_Set exercise_. Make an exact copy of all the data.

_Saved entries_.

|---|

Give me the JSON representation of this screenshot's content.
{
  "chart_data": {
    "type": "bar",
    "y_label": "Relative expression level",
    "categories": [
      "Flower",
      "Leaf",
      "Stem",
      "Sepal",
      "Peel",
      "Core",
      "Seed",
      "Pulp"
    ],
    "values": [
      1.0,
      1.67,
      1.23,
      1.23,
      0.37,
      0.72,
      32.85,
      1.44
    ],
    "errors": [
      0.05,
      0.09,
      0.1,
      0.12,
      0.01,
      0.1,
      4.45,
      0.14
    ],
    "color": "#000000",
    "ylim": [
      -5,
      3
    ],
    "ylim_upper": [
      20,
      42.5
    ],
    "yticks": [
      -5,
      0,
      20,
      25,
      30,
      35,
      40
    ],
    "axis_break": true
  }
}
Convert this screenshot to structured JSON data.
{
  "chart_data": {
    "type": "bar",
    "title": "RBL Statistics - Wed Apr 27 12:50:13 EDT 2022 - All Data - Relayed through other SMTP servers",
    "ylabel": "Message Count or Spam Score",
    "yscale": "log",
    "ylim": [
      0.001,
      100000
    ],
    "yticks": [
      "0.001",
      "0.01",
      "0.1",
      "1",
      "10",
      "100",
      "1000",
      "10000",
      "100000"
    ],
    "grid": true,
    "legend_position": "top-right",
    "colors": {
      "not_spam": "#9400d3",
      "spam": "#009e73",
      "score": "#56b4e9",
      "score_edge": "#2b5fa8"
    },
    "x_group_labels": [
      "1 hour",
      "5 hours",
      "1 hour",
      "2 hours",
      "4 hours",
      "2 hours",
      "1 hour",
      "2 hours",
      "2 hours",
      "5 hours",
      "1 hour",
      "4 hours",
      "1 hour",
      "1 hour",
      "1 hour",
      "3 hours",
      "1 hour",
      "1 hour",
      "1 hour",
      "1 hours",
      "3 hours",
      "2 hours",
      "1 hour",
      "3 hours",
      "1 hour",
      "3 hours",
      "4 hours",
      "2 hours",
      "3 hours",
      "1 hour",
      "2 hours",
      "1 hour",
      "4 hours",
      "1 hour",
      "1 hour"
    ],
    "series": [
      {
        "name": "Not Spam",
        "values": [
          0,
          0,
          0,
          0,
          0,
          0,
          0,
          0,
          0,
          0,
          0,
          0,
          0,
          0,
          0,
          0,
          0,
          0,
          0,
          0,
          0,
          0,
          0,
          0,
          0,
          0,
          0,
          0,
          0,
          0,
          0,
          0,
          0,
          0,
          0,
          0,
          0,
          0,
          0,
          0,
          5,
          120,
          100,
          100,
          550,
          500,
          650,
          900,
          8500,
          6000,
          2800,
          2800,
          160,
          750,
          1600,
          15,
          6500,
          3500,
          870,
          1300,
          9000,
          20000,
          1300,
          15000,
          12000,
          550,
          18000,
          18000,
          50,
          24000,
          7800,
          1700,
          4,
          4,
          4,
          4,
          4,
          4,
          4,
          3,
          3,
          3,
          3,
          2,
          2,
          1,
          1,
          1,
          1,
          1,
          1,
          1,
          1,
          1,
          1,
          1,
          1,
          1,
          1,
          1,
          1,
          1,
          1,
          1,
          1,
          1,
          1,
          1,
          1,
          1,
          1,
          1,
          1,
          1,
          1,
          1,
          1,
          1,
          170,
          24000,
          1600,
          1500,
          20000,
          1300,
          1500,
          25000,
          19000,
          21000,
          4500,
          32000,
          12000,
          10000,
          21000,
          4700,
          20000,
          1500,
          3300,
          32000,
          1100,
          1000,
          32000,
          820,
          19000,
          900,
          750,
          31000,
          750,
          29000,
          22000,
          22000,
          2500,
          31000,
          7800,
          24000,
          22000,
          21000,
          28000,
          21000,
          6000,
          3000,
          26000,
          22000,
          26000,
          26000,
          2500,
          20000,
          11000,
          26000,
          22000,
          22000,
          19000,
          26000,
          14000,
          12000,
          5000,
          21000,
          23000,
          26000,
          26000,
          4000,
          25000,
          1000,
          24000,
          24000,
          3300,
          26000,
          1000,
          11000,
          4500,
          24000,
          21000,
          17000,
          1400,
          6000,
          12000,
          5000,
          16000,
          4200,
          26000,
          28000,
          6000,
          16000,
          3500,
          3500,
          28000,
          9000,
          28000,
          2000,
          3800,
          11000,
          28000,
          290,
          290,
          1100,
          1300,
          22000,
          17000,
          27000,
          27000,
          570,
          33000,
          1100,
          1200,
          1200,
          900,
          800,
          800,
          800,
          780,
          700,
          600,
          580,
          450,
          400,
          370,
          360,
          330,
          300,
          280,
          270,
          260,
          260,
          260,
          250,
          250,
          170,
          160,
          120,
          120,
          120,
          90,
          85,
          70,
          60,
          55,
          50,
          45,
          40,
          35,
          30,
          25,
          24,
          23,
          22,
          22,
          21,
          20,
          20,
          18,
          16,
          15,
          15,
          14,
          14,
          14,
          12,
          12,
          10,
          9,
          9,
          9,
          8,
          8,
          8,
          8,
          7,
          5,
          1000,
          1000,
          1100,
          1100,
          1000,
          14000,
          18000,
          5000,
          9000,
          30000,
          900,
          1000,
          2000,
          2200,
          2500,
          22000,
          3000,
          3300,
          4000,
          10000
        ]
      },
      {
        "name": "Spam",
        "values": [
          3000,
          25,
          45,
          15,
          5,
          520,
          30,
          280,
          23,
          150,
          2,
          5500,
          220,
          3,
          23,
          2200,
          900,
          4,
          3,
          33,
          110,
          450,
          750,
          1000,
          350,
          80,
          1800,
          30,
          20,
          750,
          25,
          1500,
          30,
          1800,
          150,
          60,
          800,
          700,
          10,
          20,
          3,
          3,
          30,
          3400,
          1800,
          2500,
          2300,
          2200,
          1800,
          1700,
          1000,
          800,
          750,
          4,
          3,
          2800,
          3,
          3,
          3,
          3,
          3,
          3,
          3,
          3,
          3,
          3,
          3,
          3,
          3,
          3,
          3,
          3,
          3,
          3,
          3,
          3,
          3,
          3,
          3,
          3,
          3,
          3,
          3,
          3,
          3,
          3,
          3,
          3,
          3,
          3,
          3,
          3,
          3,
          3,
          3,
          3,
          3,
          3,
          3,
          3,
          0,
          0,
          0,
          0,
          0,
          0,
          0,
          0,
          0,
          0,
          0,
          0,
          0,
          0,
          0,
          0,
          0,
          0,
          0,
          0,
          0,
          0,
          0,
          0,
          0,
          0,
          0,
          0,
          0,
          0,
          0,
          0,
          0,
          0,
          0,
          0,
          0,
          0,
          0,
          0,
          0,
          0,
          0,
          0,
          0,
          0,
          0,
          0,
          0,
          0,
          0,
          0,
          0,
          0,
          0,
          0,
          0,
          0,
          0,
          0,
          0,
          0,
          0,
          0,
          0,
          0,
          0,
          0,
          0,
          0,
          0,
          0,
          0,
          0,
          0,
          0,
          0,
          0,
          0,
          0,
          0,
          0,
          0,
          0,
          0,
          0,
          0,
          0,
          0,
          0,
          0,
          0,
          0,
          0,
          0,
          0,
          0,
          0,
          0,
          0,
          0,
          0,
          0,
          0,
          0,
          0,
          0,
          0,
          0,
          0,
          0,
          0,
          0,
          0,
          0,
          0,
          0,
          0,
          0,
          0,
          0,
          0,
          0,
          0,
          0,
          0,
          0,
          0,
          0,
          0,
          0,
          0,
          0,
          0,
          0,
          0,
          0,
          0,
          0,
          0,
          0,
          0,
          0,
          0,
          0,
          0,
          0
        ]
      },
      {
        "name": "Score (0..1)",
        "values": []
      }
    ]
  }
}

|---|

_Response below_.
Give me the JSON representation of this screenshot's content.
{
  "chart_data": {
    "type": "bar",
    "y_label": "Relative expression level",
    "categories": [
      "Flower",
      "Leaf",
      "Stem",
      "Sepal",
      "Peel",
      "Core",
      "Seed",
      "Pulp"
    ],
    "values": [
      1.0,
      1.67,
      1.23,
      1.23,
      0.37,
      0.72,
      32.85,
      1.44
    ],
    "errors": [
      0.05,
      0.09,
      0.1,
      0.12,
      0.01,
      0.1,
      4.45,
      0.14
    ],
    "color": "#000000",
    "ylim": [
      -5,
      3
    ],
    "ylim_upper": [
      20,
      42.5
    ],
    "yticks": [
      -5,
      0,
      20,
      25,
      30,
      35,
      40
    ],
    "axis_break": true
  }
}
Convert this screenshot to structured JSON data.
{
  "chart_data": {
    "type": "bar",
    "title": "RBL Statistics - Wed Apr 27 12:50:13 EDT 2022 - All Data - Relayed through other SMTP servers",
    "ylabel": "Message Count or Spam Score",
    "yscale": "log",
    "ylim": [
      0.001,
      100000
    ],
    "yticks": [
      "0.001",
      "0.01",
      "0.1",
      "1",
      "10",
      "100",
      "1000",
      "10000",
      "100000"
    ],
    "grid": true,
    "legend_position": "top-right",
    "colors": {
      "not_spam": "#9400d3",
      "spam": "#009e73",
      "score": "#56b4e9",
      "score_edge": "#2b5fa8"
    },
    "x_group_labels": [
      "1 hour",
      "5 hours",
      "1 hour",
      "2 hours",
      "4 hours",
      "2 hours",
      "1 hour",
      "2 hours",
      "2 hours",
      "5 hours",
      "1 hour",
      "4 hours",
      "1 hour",
      "1 hour",
      "1 hour",
      "3 hours",
      "1 hour",
      "1 hour",
      "1 hour",
      "1 hours",
      "3 hours",
      "2 hours",
      "1 hour",
      "3 hours",
      "1 hour",
      "3 hours",
      "4 hours",
      "2 hours",
      "3 hours",
      "1 hour",
      "2 hours",
      "1 hour",
      "4 hours",
      "1 hour",
      "1 hour"
    ],
    "series": [
      {
        "name": "Not Spam",
        "values": [
          0,
          0,
          0,
          0,
          0,
          0,
          0,
          0,
          0,
          0,
          0,
          0,
          0,
          0,
          0,
          0,
          0,
          0,
          0,
          0,
          0,
          0,
          0,
          0,
          0,
          0,
          0,
          0,
          0,
          0,
          0,
          0,
          0,
          0,
          0,
          0,
          0,
          0,
          0,
          0,
          5,
          120,
          100,
          100,
          550,
          500,
          650,
          900,
          8500,
          6000,
          2800,
          2800,
          160,
          750,
          1600,
          15,
          6500,
          3500,
          870,
          1300,
          9000,
          20000,
          1300,
          15000,
          12000,
          550,
          18000,
          18000,
          50,
          24000,
          7800,
          1700,
          4,
          4,
          4,
          4,
          4,
          4,
          4,
          3,
          3,
          3,
          3,
          2,
          2,
          1,
          1,
          1,
          1,
          1,
          1,
          1,
          1,
          1,
          1,
          1,
          1,
          1,
          1,
          1,
          1,
          1,
          1,
          1,
          1,
          1,
          1,
          1,
          1,
          1,
          1,
          1,
          1,
          1,
          1,
          1,
          1,
          1,
          170,
          24000,
          1600,
          1500,
          20000,
          1300,
          1500,
          25000,
          19000,
          21000,
          4500,
          32000,
          12000,
          10000,
          21000,
          4700,
          20000,
          1500,
          3300,
          32000,
          1100,
          1000,
          32000,
          820,
          19000,
          900,
          750,
          31000,
          750,
          29000,
          22000,
          22000,
          2500,
          31000,
          7800,
          24000,
          22000,
          21000,
          28000,
          21000,
          6000,
          3000,
          26000,
          22000,
          26000,
          26000,
          2500,
          20000,
          11000,
          26000,
          22000,
          22000,
          19000,
          26000,
          14000,
          12000,
          5000,
          21000,
          23000,
          26000,
          26000,
          4000,
          25000,
          1000,
          24000,
          24000,
          3300,
          26000,
          1000,
          11000,
          4500,
          24000,
          21000,
          17000,
          1400,
          6000,
          12000,
          5000,
          16000,
          4200,
          26000,
          28000,
          6000,
          16000,
          3500,
          3500,
          28000,
          9000,
          28000,
          2000,
          3800,
          11000,
          28000,
          290,
          290,
          1100,
          1300,
          22000,
          17000,
          27000,
          27000,
          570,
          33000,
          1100,
          1200,
          1200,
          900,
          800,
          800,
          800,
          780,
          700,
          600,
          580,
          450,
          400,
          370,
          360,
          330,
          300,
          280,
          270,
          260,
          260,
          260,
          250,
          250,
          170,
          160,
          120,
          120,
          120,
          90,
          85,
          70,
          60,
          55,
          50,
          45,
          40,
          35,
          30,
          25,
          24,
          23,
          22,
          22,
          21,
          20,
          20,
          18,
          16,
          15,
          15,
          14,
          14,
          14,
          12,
          12,
          10,
          9,
          9,
          9,
          8,
          8,
          8,
          8,
          7,
          5,
          1000,
          1000,
          1100,
          1100,
          1000,
          14000,
          18000,
          5000,
          9000,
          30000,
          900,
          1000,
          2000,
          2200,
          2500,
          22000,
          3000,
          3300,
          4000,
          10000
        ]
      },
      {
        "name": "Spam",
        "values": [
          3000,
          25,
          45,
          15,
          5,
          520,
          30,
          280,
          23,
          150,
          2,
          5500,
          220,
          3,
          23,
          2200,
          900,
          4,
          3,
          33,
          110,
          450,
          750,
          1000,
          350,
          80,
          1800,
          30,
          20,
          750,
          25,
          1500,
          30,
          1800,
          150,
          60,
          800,
          700,
          10,
          20,
          3,
          3,
          30,
          3400,
          1800,
          2500,
          2300,
          2200,
          1800,
          1700,
          1000,
          800,
          750,
          4,
          3,
          2800,
          3,
          3,
          3,
          3,
          3,
          3,
          3,
          3,
          3,
          3,
          3,
          3,
          3,
          3,
          3,
          3,
          3,
          3,
          3,
          3,
          3,
          3,
          3,
          3,
          3,
          3,
          3,
          3,
          3,
          3,
          3,
          3,
          3,
          3,
          3,
          3,
          3,
          3,
          3,
          3,
          3,
          3,
          3,
          3,
          0,
          0,
          0,
          0,
          0,
          0,
          0,
          0,
          0,
          0,
          0,
          0,
          0,
          0,
          0,
          0,
          0,
          0,
          0,
          0,
          0,
          0,
          0,
          0,
          0,
          0,
          0,
          0,
          0,
          0,
          0,
          0,
          0,
          0,
          0,
          0,
          0,
          0,
          0,
          0,
          0,
          0,
          0,
          0,
          0,
          0,
          0,
          0,
          0,
          0,
          0,
          0,
          0,
          0,
          0,
          0,
          0,
          0,
          0,
          0,
          0,
          0,
          0,
          0,
          0,
          0,
          0,
          0,
          0,
          0,
          0,
          0,
          0,
          0,
          0,
          0,
          0,
          0,
          0,
          0,
          0,
          0,
          0,
          0,
          0,
          0,
          0,
          0,
          0,
          0,
          0,
          0,
          0,
          0,
          0,
          0,
          0,
          0,
          0,
          0,
          0,
          0,
          0,
          0,
          0,
          0,
          0,
          0,
          0,
          0,
          0,
          0,
          0,
          0,
          0,
          0,
          0,
          0,
          0,
          0,
          0,
          0,
          0,
          0,
          0,
          0,
          0,
          0,
          0,
          0,
          0,
          0,
          0,
          0,
          0,
          0,
          0,
          0,
          0,
          0,
          0,
          0,
          0,
          0,
          0,
          0,
          0
        ]
      },
      {
        "name": "Score (0..1)",
        "values": []
      }
    ]
  }
}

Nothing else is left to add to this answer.